● TASK DETAILS
From the listing below, pick out each line with the word "rank".

Stored dataset items:
+---+

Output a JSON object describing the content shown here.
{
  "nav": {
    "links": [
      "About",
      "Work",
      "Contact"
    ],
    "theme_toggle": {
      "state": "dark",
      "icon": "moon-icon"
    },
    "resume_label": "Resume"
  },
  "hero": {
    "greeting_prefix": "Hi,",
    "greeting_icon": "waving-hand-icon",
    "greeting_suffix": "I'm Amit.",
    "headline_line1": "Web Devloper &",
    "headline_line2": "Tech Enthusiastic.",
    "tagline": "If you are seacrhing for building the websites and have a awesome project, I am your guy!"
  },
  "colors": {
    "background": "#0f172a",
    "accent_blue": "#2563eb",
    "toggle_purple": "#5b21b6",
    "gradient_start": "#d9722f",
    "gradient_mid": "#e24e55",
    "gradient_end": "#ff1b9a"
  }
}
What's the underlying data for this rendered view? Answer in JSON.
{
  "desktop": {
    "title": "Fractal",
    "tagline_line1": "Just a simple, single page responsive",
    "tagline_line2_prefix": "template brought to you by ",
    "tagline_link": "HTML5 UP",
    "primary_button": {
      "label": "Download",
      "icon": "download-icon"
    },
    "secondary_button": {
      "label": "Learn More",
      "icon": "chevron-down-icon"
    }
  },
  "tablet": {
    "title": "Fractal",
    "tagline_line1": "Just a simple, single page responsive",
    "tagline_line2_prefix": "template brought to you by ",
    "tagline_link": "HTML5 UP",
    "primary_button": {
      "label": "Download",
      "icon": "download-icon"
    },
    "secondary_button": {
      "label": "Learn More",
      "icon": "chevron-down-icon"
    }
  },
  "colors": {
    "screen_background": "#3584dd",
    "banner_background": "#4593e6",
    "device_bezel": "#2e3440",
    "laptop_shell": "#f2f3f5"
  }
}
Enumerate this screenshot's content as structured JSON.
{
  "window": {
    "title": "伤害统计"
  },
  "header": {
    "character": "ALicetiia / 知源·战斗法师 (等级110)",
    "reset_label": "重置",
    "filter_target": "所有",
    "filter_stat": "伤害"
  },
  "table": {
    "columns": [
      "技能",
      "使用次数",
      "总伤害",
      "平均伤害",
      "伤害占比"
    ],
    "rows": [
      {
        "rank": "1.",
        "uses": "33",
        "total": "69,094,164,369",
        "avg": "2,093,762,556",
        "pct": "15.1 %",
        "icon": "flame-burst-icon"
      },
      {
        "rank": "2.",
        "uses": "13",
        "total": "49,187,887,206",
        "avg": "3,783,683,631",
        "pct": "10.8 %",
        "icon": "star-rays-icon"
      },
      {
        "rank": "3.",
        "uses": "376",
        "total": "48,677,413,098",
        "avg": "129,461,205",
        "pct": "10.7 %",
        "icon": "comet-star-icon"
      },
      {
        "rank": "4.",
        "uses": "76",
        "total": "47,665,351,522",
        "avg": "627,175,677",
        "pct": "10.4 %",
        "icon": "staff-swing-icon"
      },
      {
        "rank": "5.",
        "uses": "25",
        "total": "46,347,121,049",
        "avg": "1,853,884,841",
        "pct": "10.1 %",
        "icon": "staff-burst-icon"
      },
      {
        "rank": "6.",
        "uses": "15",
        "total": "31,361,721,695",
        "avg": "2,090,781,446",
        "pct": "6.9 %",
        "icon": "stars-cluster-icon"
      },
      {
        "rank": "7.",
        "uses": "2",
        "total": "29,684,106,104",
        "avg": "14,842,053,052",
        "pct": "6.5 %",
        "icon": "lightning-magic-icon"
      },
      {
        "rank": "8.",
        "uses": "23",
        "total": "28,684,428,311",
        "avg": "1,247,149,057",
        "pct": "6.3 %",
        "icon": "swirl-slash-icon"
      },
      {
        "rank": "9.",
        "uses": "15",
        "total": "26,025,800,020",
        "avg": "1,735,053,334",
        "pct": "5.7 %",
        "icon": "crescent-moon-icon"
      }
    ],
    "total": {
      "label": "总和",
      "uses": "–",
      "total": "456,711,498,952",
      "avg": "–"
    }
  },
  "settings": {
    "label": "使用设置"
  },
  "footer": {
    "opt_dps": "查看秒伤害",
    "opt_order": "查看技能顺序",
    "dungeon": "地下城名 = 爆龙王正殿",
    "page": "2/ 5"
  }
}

+---+

● PROBLEM SOLUTION
        "rank": "1.",
        "rank": "2.",
        "rank": "3.",
        "rank": "4.",
        "rank": "5.",
        "rank": "6.",
        "rank": "7.",
        "rank": "8.",
        "rank": "9.",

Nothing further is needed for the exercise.